Work to be completed: What follows is a set of entries. Repeat them exactly, but not their pictures.

Data section:
▬▬▬
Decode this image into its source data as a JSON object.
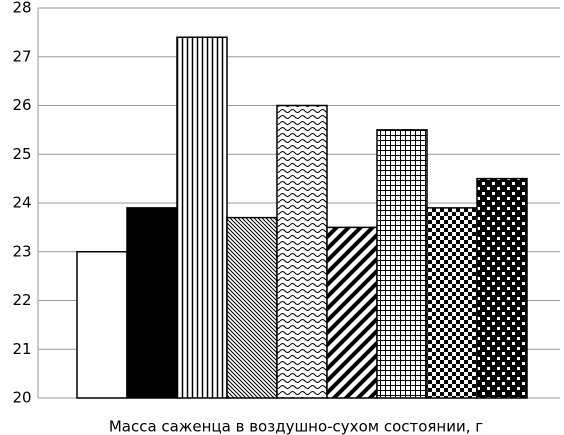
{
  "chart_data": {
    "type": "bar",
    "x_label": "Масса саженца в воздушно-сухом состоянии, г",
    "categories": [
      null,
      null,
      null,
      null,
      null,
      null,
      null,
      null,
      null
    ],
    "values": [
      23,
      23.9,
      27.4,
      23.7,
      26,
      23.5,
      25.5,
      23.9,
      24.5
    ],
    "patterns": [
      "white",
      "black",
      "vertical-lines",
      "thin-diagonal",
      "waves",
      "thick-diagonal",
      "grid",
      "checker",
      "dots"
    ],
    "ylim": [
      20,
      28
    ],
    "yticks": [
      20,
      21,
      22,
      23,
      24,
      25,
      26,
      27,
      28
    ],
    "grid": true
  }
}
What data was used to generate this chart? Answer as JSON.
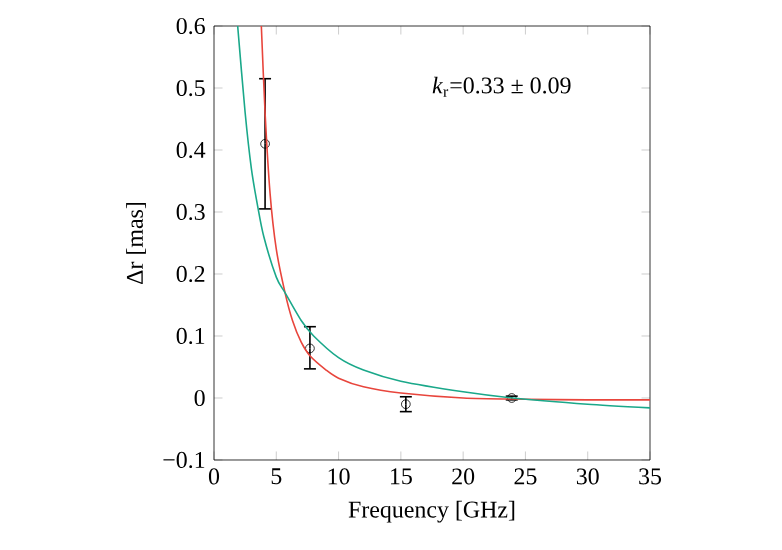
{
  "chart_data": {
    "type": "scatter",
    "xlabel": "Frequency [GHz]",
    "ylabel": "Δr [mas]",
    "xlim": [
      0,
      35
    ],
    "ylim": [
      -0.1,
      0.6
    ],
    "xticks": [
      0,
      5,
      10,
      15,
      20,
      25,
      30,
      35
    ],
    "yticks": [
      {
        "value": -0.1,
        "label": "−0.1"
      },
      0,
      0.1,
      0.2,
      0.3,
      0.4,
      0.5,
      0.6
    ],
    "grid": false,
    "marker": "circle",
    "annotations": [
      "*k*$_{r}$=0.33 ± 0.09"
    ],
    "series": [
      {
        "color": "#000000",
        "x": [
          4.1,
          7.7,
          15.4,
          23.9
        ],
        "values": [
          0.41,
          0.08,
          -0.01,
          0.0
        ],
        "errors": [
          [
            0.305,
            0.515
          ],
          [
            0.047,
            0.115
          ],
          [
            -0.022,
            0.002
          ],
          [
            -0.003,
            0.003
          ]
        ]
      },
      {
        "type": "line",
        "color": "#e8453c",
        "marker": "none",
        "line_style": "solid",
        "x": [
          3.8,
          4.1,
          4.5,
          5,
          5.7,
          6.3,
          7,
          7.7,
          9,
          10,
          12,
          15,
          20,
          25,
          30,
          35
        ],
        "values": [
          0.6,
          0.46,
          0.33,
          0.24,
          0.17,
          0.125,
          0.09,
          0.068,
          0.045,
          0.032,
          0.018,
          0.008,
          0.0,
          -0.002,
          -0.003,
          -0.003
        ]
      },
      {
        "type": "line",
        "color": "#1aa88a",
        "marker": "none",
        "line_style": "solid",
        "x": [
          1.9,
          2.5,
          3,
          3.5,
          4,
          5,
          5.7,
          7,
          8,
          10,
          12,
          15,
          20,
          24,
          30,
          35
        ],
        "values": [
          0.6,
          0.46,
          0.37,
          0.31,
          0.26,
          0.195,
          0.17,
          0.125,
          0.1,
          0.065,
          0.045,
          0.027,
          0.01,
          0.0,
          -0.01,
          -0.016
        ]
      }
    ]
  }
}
▬▬▬
Result:
Decode this image into its source data as a JSON object.
{
  "chart_data": {
    "type": "bar",
    "x_label": "Масса саженца в воздушно-сухом состоянии, г",
    "categories": [
      null,
      null,
      null,
      null,
      null,
      null,
      null,
      null,
      null
    ],
    "values": [
      23,
      23.9,
      27.4,
      23.7,
      26,
      23.5,
      25.5,
      23.9,
      24.5
    ],
    "patterns": [
      "white",
      "black",
      "vertical-lines",
      "thin-diagonal",
      "waves",
      "thick-diagonal",
      "grid",
      "checker",
      "dots"
    ],
    "ylim": [
      20,
      28
    ],
    "yticks": [
      20,
      21,
      22,
      23,
      24,
      25,
      26,
      27,
      28
    ],
    "grid": true
  }
}
What data was used to generate this chart? Answer as JSON.
{
  "chart_data": {
    "type": "scatter",
    "xlabel": "Frequency [GHz]",
    "ylabel": "Δr [mas]",
    "xlim": [
      0,
      35
    ],
    "ylim": [
      -0.1,
      0.6
    ],
    "xticks": [
      0,
      5,
      10,
      15,
      20,
      25,
      30,
      35
    ],
    "yticks": [
      {
        "value": -0.1,
        "label": "−0.1"
      },
      0,
      0.1,
      0.2,
      0.3,
      0.4,
      0.5,
      0.6
    ],
    "grid": false,
    "marker": "circle",
    "annotations": [
      "*k*$_{r}$=0.33 ± 0.09"
    ],
    "series": [
      {
        "color": "#000000",
        "x": [
          4.1,
          7.7,
          15.4,
          23.9
        ],
        "values": [
          0.41,
          0.08,
          -0.01,
          0.0
        ],
        "errors": [
          [
            0.305,
            0.515
          ],
          [
            0.047,
            0.115
          ],
          [
            -0.022,
            0.002
          ],
          [
            -0.003,
            0.003
          ]
        ]
      },
      {
        "type": "line",
        "color": "#e8453c",
        "marker": "none",
        "line_style": "solid",
        "x": [
          3.8,
          4.1,
          4.5,
          5,
          5.7,
          6.3,
          7,
          7.7,
          9,
          10,
          12,
          15,
          20,
          25,
          30,
          35
        ],
        "values": [
          0.6,
          0.46,
          0.33,
          0.24,
          0.17,
          0.125,
          0.09,
          0.068,
          0.045,
          0.032,
          0.018,
          0.008,
          0.0,
          -0.002,
          -0.003,
          -0.003
        ]
      },
      {
        "type": "line",
        "color": "#1aa88a",
        "marker": "none",
        "line_style": "solid",
        "x": [
          1.9,
          2.5,
          3,
          3.5,
          4,
          5,
          5.7,
          7,
          8,
          10,
          12,
          15,
          20,
          24,
          30,
          35
        ],
        "values": [
          0.6,
          0.46,
          0.37,
          0.31,
          0.26,
          0.195,
          0.17,
          0.125,
          0.1,
          0.065,
          0.045,
          0.027,
          0.01,
          0.0,
          -0.01,
          -0.016
        ]
      }
    ]
  }
}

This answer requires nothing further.